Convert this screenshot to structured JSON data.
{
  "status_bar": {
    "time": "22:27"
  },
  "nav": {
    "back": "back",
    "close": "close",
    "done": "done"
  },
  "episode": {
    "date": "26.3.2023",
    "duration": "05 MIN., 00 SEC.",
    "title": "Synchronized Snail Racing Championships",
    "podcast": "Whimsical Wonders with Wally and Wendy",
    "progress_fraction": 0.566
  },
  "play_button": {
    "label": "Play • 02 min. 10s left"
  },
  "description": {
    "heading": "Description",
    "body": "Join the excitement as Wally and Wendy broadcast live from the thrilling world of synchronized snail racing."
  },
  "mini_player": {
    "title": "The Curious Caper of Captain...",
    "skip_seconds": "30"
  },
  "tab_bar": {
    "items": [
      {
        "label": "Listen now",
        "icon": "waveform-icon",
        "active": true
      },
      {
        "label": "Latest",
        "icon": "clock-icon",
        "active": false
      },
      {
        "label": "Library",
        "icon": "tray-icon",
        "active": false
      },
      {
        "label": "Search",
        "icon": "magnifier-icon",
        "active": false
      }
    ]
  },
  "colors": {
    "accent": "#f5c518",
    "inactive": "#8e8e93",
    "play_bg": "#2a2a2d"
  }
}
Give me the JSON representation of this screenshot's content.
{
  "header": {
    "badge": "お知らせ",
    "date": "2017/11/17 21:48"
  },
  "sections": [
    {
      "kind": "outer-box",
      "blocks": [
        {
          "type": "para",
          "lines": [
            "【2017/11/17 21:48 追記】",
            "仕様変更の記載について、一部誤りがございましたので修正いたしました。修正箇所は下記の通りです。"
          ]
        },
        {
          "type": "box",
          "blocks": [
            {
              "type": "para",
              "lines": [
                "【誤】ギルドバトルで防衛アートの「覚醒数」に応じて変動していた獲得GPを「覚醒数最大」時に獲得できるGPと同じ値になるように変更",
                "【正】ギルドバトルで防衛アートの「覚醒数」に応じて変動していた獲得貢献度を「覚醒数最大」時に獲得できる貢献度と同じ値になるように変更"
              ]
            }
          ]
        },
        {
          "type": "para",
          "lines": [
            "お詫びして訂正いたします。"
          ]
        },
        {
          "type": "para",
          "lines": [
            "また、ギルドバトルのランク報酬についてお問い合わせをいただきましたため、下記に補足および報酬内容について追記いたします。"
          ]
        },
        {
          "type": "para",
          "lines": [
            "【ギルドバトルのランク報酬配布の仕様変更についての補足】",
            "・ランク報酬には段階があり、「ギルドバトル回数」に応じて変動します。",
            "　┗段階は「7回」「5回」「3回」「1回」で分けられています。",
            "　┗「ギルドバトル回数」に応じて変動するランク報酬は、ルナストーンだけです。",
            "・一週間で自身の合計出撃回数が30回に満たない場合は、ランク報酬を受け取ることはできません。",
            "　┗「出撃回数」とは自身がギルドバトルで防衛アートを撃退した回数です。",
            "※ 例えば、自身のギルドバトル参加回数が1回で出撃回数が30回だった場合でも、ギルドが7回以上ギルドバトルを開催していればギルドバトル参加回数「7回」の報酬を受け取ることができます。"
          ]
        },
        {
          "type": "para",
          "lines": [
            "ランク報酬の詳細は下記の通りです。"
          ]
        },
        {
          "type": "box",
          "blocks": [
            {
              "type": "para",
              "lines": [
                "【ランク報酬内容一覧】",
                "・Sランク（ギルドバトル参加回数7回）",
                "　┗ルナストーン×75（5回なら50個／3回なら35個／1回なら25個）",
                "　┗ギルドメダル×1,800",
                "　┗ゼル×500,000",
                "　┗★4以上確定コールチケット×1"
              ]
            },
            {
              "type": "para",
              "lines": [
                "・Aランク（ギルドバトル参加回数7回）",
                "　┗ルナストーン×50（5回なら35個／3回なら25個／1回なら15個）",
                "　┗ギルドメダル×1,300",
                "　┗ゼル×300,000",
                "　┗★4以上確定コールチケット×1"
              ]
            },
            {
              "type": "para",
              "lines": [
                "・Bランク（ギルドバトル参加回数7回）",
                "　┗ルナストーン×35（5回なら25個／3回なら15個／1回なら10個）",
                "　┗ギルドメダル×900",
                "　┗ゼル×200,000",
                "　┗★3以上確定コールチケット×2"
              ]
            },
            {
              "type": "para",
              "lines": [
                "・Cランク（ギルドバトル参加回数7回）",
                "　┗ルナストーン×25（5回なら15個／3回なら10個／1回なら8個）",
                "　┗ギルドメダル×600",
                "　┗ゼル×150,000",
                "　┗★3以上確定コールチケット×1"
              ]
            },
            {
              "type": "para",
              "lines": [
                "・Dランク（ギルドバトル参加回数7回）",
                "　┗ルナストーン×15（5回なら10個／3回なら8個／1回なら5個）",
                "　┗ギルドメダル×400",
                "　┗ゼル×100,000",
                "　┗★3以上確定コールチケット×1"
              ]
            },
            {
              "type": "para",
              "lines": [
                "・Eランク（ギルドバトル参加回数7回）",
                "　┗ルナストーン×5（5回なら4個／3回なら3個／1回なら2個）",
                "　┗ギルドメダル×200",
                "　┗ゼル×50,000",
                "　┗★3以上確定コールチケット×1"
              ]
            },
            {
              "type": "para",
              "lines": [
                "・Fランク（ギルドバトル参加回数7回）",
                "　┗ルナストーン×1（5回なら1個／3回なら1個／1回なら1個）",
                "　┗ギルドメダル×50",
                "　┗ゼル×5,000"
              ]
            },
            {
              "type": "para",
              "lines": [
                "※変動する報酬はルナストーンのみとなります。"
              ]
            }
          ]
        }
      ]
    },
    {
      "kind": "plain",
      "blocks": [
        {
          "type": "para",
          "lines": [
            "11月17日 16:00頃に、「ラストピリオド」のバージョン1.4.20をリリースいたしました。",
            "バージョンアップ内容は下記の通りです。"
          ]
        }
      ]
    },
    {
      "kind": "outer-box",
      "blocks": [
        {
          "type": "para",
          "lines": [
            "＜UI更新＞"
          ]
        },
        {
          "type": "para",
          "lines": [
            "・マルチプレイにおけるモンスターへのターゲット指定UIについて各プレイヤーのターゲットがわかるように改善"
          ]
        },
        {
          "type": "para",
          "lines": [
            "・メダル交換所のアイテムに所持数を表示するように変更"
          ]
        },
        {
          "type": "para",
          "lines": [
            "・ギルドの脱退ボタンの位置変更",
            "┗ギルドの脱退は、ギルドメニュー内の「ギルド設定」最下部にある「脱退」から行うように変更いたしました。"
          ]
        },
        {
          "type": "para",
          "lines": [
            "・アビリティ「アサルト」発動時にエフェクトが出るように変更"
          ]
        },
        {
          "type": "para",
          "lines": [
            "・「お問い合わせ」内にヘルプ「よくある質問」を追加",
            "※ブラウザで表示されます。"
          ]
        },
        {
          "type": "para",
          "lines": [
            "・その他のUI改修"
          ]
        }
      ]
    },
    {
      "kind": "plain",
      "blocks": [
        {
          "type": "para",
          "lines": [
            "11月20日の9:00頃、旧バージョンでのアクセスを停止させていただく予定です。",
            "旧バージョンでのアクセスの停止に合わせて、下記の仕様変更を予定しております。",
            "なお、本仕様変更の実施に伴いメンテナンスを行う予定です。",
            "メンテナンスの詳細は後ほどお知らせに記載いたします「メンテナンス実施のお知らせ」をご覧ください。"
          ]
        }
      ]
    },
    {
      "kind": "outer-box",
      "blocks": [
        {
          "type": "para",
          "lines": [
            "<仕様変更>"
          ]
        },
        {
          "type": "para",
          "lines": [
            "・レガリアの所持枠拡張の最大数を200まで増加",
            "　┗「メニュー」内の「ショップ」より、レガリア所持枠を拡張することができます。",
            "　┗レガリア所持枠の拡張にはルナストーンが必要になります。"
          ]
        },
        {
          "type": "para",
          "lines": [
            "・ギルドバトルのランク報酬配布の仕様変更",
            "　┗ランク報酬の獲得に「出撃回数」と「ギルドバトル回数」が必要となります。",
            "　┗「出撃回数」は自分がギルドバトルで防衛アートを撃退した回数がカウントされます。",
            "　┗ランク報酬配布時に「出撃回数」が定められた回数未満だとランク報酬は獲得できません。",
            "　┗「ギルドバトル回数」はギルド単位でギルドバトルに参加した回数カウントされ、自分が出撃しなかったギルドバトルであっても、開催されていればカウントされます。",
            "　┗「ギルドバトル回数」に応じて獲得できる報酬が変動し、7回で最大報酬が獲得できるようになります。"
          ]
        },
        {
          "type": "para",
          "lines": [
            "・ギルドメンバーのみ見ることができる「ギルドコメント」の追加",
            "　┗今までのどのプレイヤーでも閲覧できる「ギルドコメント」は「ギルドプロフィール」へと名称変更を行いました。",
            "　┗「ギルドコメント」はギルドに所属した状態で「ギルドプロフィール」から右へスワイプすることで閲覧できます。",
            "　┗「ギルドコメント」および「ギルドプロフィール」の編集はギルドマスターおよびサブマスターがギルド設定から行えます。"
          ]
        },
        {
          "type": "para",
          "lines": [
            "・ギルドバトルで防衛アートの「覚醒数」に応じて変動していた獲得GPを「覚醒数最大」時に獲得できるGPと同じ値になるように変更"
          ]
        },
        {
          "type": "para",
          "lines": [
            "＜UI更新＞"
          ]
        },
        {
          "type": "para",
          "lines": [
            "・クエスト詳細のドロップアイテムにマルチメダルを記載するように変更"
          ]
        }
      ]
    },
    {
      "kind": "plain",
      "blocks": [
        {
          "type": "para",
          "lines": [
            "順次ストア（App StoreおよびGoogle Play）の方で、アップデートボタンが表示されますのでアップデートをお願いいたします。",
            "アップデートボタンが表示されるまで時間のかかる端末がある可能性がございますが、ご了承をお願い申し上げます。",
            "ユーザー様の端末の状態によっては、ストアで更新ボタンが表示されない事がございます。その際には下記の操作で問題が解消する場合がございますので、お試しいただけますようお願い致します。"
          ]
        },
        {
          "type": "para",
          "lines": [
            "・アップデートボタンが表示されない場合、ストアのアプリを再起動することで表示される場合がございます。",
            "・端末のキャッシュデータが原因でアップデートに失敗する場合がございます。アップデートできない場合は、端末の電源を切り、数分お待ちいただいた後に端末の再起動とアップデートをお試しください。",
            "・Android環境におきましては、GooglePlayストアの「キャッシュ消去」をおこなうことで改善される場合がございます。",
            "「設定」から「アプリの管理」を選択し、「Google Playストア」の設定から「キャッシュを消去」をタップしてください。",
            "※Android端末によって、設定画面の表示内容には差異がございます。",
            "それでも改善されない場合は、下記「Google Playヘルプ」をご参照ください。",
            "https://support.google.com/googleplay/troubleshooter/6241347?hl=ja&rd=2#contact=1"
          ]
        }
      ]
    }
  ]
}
____________
What is expected :: Of the lines above, how many include the word "JSON"? Reply with the number only.

Task output :: 2